**Some records**
────────

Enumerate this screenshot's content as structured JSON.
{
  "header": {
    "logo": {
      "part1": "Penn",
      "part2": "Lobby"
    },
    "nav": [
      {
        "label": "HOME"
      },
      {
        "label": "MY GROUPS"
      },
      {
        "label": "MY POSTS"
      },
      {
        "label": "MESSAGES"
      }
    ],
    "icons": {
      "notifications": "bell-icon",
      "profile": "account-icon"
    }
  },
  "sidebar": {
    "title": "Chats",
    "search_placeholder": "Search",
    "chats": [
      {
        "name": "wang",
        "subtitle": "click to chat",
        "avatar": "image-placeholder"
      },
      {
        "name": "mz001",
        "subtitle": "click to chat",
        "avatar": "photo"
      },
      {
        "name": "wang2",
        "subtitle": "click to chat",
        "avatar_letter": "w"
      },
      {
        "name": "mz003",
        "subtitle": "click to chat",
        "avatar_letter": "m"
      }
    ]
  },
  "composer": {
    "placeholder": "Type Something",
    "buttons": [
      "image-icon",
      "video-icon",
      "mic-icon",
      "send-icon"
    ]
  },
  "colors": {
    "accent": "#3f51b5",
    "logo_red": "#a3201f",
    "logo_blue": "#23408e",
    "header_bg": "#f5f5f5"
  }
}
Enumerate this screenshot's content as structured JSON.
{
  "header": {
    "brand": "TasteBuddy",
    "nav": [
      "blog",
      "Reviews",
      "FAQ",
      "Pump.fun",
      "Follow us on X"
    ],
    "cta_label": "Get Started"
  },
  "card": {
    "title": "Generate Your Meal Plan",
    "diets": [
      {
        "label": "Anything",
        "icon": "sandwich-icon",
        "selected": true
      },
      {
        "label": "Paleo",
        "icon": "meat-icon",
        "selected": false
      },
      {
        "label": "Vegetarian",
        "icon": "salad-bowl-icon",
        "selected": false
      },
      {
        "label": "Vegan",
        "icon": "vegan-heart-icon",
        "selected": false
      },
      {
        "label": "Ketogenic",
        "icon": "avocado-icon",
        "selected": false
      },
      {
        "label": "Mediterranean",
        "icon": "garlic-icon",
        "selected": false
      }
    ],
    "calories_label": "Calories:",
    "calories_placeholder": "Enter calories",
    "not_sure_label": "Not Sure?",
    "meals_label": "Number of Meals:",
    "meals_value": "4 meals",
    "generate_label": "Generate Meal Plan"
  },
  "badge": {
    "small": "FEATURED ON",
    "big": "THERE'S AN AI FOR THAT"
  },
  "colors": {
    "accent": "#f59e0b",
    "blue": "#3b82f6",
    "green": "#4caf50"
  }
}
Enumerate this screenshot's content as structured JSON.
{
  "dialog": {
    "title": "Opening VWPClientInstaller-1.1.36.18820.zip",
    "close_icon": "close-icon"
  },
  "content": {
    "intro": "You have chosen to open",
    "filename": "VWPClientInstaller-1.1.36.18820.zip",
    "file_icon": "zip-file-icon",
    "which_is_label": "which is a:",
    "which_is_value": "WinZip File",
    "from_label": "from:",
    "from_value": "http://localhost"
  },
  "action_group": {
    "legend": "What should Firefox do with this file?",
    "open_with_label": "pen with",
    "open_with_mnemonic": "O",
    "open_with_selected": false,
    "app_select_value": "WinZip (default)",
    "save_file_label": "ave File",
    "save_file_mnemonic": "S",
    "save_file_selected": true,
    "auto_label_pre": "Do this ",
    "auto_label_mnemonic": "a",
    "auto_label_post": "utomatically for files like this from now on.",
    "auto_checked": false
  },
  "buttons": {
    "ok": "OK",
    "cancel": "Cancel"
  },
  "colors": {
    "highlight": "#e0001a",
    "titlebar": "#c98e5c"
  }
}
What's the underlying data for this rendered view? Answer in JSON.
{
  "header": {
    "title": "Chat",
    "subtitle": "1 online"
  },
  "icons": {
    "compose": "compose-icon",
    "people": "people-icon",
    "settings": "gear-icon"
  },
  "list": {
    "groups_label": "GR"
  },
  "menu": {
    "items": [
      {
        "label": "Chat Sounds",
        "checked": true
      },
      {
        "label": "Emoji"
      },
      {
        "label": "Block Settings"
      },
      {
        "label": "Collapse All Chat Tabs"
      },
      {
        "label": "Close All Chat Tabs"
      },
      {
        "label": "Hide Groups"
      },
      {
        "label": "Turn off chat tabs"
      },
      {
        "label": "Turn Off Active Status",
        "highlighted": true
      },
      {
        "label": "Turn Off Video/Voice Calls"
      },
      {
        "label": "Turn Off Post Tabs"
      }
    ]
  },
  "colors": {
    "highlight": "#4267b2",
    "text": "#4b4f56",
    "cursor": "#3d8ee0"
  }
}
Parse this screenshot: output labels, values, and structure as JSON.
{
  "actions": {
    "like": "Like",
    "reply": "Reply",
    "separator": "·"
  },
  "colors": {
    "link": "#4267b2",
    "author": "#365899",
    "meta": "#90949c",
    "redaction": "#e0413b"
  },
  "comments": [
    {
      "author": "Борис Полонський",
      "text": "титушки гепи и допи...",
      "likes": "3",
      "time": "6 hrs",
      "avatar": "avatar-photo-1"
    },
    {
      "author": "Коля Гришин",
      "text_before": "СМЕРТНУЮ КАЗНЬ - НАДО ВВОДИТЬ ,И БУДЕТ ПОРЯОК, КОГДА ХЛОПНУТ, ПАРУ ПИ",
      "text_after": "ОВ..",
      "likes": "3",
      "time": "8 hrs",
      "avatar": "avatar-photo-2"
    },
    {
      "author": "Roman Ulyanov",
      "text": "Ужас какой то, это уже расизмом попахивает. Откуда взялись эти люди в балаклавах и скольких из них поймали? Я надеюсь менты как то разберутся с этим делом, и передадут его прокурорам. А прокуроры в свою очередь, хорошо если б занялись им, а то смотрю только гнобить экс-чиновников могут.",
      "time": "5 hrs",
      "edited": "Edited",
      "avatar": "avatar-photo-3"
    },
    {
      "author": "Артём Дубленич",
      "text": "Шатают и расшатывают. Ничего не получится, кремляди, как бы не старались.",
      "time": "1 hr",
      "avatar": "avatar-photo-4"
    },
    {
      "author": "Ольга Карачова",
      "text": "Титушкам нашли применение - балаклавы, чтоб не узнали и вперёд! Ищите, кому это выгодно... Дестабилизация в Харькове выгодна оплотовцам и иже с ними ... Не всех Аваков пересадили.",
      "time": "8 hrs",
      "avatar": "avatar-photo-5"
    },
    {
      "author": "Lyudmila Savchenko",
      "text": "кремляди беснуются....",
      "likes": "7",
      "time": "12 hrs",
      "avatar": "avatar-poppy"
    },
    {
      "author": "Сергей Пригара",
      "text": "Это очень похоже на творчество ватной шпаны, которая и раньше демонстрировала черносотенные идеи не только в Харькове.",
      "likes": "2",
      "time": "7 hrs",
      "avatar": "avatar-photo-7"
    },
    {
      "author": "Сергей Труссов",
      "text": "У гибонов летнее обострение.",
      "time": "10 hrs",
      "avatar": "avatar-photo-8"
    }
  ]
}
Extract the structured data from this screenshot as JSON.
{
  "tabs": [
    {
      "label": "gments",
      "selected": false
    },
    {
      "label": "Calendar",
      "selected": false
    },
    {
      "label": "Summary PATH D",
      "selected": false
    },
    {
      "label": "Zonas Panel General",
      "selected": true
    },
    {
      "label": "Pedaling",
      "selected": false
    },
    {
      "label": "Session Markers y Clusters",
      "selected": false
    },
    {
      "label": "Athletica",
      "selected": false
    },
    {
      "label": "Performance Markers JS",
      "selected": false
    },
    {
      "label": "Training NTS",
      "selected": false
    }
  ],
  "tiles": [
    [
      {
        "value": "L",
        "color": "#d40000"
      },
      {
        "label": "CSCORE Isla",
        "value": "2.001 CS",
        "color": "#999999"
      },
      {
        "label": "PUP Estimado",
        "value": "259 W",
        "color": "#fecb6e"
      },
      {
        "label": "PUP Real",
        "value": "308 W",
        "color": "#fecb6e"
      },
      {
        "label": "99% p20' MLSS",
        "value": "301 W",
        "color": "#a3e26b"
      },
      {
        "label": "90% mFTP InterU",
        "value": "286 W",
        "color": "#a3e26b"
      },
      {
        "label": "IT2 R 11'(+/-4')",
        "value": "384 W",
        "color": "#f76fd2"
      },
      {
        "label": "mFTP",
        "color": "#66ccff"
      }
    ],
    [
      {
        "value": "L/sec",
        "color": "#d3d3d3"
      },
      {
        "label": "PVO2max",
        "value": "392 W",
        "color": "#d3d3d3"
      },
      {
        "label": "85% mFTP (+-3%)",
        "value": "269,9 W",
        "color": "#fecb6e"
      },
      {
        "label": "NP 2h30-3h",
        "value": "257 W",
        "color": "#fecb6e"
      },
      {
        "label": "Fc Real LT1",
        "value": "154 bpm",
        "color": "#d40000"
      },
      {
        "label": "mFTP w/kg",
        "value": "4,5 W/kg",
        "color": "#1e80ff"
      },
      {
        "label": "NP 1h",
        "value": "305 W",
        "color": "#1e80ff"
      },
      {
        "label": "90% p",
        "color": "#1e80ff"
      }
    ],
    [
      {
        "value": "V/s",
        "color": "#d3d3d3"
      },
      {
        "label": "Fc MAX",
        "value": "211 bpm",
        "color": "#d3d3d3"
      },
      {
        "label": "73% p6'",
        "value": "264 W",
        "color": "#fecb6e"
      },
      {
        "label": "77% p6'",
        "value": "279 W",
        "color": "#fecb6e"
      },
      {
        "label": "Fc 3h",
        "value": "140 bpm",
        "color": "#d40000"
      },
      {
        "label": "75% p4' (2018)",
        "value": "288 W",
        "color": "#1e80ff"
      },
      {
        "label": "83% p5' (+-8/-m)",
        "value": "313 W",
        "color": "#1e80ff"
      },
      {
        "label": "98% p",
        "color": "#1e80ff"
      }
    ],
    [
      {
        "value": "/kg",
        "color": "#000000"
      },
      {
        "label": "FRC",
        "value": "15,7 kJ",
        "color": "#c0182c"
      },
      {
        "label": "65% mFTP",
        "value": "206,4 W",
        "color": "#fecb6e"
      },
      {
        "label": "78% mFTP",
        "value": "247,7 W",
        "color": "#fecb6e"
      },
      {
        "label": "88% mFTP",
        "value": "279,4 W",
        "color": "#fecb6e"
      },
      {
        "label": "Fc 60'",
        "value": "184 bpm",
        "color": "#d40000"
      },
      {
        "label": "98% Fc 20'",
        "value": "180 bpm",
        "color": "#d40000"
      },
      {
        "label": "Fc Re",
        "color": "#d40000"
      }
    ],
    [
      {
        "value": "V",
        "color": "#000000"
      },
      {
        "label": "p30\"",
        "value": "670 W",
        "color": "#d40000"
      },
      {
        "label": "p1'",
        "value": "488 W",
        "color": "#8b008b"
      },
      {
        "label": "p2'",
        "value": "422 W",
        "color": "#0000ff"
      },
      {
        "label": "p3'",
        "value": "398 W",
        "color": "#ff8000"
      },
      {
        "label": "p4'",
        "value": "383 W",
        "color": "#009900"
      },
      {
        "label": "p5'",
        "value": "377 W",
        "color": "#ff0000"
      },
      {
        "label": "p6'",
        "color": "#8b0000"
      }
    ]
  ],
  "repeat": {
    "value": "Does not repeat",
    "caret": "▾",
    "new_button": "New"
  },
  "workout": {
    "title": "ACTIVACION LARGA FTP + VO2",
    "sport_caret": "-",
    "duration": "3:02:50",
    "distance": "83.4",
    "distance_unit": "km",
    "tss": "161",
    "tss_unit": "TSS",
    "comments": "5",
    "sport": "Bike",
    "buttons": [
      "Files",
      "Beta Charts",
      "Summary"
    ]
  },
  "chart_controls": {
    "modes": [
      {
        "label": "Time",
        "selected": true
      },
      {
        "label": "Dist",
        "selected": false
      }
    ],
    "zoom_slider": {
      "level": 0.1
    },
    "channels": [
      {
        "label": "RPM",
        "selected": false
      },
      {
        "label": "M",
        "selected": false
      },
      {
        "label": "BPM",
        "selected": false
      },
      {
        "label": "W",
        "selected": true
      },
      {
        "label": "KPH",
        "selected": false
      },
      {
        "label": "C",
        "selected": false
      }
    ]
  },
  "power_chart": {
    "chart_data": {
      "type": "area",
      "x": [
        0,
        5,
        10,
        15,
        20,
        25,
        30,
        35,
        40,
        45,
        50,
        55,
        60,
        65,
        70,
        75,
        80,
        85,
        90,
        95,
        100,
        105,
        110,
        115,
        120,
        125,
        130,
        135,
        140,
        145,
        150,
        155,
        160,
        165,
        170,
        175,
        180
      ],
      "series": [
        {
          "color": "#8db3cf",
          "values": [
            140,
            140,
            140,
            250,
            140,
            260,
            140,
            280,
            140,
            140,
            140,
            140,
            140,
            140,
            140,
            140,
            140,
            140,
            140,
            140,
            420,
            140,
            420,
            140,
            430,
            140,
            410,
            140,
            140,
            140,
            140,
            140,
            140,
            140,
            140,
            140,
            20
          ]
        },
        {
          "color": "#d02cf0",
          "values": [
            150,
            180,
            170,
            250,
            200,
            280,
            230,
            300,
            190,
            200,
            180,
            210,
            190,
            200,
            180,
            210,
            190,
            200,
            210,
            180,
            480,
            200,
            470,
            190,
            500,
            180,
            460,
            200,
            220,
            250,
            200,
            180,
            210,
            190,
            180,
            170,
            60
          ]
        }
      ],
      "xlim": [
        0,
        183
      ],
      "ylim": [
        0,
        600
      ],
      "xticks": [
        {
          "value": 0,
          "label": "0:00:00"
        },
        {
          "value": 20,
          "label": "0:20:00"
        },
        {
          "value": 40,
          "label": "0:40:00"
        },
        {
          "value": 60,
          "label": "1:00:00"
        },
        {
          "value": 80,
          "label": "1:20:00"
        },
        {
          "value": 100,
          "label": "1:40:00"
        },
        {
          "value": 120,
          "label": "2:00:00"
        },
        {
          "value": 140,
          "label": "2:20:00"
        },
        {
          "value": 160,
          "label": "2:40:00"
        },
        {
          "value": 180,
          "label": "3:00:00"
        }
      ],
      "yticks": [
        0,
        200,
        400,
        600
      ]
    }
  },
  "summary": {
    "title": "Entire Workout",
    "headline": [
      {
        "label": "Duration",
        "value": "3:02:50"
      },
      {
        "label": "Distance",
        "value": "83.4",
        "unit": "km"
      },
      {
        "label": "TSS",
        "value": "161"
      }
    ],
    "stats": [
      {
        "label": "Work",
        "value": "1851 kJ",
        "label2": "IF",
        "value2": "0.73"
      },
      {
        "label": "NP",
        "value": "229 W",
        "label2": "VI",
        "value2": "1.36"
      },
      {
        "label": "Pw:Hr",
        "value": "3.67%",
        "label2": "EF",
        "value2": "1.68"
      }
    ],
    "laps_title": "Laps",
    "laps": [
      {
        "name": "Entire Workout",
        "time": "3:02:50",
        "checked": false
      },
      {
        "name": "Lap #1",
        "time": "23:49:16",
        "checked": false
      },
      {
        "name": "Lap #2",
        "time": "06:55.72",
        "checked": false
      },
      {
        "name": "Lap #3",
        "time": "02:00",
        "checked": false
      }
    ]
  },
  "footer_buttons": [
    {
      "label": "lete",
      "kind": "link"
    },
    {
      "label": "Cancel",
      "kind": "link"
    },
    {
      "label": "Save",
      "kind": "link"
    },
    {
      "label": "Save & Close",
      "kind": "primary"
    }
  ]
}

────────

**GOAL**
Identify the lines of the entries containing the string "кремляди". Copy each such line.

**SOLUTION FOR THIS PROBLEM**
      "text": "Шатают и расшатывают. Ничего не получится, кремляди, как бы не старались.",
      "text": "кремляди беснуются....",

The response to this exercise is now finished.